*Exercise goal:* Provide the number of lines containing the word "hätte", and nothing else.

*Data to process:*
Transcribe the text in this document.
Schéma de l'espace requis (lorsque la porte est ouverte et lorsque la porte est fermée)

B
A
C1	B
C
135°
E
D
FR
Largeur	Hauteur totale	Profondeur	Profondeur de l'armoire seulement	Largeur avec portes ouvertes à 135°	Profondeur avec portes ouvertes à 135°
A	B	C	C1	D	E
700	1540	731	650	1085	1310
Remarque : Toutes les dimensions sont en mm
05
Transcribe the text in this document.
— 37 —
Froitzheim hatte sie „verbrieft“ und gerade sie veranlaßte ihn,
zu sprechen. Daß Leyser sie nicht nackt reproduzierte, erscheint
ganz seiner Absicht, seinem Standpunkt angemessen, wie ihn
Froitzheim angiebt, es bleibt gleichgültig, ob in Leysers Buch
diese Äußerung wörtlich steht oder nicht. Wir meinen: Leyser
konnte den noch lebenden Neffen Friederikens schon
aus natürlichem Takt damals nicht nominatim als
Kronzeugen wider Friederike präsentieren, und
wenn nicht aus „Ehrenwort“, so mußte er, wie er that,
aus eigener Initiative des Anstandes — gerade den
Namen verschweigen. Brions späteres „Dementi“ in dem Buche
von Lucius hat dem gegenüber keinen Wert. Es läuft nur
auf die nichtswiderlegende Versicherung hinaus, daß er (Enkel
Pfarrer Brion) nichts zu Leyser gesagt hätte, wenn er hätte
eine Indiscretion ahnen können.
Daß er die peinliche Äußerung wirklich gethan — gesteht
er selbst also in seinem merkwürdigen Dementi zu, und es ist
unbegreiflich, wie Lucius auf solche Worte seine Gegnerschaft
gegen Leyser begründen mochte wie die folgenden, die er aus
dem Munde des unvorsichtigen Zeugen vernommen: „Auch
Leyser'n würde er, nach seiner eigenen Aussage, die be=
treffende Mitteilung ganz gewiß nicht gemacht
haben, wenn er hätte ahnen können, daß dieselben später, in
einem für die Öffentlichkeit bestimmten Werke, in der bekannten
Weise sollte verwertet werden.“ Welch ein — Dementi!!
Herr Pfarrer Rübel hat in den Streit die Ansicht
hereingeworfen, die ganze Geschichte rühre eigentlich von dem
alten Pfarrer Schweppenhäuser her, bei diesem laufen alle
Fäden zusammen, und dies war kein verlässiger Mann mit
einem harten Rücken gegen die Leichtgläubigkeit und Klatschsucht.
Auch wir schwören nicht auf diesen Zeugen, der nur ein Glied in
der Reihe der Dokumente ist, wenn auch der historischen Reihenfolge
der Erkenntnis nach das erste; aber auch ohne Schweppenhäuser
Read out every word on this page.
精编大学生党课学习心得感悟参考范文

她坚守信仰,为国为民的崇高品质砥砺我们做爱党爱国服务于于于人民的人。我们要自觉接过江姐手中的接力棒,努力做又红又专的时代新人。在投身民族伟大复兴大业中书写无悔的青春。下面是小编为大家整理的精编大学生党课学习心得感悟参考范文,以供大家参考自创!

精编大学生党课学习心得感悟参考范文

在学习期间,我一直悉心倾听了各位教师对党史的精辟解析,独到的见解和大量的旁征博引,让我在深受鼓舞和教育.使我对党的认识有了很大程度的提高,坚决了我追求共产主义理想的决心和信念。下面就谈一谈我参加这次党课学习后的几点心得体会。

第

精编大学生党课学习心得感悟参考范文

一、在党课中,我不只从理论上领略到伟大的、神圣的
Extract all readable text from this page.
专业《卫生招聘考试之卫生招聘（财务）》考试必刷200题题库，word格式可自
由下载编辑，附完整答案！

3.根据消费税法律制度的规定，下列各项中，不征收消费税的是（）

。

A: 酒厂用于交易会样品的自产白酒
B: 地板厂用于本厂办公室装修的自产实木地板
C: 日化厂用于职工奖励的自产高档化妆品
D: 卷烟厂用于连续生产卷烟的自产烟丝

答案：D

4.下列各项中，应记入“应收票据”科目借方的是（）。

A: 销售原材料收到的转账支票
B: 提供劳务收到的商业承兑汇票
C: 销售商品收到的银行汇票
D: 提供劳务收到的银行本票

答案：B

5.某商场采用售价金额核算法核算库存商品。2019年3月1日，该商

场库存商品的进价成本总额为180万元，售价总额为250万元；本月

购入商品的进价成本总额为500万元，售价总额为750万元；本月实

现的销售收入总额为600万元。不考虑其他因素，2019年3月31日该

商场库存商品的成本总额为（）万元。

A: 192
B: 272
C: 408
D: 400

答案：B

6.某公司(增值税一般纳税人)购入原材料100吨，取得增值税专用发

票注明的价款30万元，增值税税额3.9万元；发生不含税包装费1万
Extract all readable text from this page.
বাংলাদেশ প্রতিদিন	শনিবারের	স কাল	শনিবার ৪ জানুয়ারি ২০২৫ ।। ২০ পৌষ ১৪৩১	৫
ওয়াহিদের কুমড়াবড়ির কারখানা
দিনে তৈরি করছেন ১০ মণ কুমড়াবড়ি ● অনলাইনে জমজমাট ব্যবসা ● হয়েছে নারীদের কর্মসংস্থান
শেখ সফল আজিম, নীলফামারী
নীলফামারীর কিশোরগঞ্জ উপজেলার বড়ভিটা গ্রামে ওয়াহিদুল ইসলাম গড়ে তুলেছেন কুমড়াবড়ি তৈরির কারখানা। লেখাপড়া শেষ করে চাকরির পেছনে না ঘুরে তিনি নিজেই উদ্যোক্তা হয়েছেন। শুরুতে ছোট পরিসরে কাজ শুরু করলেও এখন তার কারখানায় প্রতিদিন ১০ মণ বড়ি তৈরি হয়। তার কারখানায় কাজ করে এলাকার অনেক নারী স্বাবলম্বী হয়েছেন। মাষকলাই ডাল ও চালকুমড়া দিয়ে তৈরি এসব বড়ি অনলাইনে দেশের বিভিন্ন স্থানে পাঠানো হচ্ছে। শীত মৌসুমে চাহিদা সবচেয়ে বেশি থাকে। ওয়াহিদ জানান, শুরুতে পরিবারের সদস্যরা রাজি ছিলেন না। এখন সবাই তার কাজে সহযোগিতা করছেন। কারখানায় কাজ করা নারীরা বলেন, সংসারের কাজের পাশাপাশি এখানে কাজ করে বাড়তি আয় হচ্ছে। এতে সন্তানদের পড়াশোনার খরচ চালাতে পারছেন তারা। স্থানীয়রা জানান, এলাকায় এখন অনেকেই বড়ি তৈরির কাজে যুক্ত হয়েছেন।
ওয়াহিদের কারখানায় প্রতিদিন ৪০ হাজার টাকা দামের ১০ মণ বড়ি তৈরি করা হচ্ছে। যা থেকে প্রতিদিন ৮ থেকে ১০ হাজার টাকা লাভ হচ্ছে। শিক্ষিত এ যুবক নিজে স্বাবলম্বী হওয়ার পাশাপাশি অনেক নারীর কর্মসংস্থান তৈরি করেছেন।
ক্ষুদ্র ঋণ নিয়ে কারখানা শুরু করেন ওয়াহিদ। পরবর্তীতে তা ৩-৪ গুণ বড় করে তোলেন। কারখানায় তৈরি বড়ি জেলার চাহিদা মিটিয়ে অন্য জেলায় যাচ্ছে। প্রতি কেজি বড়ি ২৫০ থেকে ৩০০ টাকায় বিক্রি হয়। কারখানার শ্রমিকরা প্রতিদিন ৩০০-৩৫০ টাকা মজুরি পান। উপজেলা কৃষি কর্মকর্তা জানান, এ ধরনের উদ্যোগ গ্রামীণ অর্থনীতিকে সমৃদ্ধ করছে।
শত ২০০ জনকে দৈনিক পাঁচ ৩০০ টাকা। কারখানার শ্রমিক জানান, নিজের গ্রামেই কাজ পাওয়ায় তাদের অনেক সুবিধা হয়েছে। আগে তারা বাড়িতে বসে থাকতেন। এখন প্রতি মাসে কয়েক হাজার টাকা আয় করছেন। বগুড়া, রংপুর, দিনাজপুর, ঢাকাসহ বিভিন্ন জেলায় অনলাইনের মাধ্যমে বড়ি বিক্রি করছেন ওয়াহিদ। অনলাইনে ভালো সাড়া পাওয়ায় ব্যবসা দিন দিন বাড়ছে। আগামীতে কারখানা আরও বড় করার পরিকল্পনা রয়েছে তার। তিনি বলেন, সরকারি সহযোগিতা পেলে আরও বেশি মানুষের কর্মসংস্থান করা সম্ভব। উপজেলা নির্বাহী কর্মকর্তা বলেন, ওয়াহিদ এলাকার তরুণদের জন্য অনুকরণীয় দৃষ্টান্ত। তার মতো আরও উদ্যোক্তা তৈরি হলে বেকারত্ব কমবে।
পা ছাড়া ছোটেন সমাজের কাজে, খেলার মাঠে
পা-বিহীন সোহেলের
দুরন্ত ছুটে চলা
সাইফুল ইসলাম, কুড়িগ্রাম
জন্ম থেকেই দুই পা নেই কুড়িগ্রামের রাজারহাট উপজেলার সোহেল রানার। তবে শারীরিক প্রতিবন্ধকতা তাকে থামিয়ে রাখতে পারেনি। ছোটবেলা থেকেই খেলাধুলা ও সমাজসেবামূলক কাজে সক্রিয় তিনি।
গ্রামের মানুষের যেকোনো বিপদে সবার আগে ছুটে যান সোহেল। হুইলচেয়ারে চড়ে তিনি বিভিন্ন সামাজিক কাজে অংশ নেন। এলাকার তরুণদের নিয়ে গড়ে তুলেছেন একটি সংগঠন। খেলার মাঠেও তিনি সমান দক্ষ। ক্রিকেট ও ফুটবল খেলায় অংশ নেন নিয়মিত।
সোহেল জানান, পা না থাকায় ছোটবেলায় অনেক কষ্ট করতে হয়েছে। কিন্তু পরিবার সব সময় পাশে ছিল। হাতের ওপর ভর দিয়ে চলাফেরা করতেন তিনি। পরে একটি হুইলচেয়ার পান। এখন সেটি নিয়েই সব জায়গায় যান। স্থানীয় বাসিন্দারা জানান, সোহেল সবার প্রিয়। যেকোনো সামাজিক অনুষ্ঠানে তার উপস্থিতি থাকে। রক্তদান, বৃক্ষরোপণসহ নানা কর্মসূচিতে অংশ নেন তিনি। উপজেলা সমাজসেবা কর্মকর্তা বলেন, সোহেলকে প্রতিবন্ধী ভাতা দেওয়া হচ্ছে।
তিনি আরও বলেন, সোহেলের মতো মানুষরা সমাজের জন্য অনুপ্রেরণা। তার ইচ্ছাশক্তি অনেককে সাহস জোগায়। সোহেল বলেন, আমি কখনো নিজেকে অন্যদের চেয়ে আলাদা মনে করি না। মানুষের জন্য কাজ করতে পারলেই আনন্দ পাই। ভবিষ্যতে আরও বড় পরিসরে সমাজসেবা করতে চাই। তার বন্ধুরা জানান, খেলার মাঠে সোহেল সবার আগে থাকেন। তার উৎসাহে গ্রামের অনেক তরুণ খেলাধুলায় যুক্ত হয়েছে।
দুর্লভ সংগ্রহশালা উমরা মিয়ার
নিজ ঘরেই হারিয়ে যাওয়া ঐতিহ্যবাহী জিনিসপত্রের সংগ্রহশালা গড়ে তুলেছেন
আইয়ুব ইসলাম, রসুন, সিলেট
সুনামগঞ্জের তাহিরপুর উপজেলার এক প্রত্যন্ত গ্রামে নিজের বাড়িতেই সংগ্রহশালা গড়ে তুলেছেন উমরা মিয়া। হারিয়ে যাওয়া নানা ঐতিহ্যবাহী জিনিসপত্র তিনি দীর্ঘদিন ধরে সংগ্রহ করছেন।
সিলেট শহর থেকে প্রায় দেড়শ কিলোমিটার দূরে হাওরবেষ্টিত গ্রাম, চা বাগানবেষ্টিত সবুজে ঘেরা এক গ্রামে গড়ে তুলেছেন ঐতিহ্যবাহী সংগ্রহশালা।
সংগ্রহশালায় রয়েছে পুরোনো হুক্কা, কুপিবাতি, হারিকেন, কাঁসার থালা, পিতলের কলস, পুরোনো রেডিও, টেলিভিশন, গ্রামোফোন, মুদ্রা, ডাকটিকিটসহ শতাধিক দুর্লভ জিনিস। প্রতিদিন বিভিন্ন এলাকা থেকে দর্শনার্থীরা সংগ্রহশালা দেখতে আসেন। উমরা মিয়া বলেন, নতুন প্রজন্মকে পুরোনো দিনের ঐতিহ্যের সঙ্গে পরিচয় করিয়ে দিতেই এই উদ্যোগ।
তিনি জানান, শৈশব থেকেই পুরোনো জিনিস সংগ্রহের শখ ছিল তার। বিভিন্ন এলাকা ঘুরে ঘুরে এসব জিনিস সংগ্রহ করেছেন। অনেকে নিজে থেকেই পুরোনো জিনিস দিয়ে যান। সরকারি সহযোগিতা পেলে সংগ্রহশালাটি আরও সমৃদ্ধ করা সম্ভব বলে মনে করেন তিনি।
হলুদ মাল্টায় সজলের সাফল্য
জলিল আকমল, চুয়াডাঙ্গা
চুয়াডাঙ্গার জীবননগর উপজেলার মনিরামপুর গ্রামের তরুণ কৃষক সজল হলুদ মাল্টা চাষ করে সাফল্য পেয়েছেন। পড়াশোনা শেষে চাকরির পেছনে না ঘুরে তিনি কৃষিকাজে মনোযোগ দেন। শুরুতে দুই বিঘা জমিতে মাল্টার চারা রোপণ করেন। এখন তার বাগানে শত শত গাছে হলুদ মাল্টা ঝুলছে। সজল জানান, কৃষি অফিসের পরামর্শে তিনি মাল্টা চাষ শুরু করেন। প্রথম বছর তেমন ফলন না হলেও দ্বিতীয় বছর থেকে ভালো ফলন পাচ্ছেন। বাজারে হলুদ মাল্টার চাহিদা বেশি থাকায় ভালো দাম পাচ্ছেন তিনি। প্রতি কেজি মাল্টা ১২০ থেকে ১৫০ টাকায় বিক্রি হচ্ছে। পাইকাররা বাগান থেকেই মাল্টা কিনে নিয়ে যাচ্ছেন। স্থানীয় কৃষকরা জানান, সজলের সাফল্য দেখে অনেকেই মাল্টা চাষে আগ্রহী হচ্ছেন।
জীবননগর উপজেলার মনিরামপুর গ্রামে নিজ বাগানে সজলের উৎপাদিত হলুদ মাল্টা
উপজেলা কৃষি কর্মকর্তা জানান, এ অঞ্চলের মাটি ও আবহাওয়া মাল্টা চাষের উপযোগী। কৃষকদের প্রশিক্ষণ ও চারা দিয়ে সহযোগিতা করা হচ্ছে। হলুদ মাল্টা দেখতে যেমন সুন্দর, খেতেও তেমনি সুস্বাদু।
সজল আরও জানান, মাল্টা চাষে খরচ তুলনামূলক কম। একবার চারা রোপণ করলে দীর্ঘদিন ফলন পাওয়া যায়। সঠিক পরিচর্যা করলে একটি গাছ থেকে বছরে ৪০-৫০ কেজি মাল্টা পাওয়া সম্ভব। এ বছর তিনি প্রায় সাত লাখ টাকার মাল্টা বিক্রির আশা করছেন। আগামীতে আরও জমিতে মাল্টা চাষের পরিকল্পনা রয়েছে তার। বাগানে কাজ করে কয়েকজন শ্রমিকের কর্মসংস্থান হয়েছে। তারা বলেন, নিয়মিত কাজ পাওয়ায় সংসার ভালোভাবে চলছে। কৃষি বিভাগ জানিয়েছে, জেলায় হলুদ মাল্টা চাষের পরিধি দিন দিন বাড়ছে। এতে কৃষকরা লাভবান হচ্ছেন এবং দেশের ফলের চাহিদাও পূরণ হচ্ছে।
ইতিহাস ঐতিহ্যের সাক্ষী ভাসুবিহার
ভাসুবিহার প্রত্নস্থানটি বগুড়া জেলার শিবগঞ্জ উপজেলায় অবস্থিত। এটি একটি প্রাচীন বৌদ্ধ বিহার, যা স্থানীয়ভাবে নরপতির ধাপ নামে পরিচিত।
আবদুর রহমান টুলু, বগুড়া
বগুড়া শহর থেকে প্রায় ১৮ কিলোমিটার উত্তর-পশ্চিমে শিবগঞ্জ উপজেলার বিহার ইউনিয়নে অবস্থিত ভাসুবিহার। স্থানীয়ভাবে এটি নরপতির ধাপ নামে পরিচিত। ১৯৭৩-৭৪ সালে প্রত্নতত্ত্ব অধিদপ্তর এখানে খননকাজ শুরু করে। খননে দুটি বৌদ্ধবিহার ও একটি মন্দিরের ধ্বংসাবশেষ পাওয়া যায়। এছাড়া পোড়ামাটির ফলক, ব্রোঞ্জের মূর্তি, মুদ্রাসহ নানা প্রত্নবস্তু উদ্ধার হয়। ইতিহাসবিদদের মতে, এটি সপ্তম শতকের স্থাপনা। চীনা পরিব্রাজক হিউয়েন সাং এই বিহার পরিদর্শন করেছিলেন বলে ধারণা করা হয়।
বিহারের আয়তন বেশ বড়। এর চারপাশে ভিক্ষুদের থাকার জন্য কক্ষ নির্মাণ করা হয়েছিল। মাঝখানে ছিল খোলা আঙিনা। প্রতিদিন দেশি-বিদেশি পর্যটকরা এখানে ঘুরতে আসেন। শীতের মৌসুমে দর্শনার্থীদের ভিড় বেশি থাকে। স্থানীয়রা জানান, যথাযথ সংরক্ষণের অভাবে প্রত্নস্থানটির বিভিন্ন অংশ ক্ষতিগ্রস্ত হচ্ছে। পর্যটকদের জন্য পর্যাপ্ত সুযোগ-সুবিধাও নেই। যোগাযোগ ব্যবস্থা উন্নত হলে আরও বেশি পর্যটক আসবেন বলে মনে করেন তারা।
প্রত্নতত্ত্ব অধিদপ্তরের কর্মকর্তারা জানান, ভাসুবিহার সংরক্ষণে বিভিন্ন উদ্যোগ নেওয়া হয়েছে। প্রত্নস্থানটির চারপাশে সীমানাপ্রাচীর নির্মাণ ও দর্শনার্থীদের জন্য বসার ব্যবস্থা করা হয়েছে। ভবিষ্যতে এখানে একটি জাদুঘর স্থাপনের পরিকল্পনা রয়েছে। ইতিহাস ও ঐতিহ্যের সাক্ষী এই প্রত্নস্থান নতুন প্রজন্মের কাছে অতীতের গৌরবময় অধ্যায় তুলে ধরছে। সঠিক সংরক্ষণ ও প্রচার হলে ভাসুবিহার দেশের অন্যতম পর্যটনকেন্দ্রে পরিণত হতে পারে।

*Result:* 2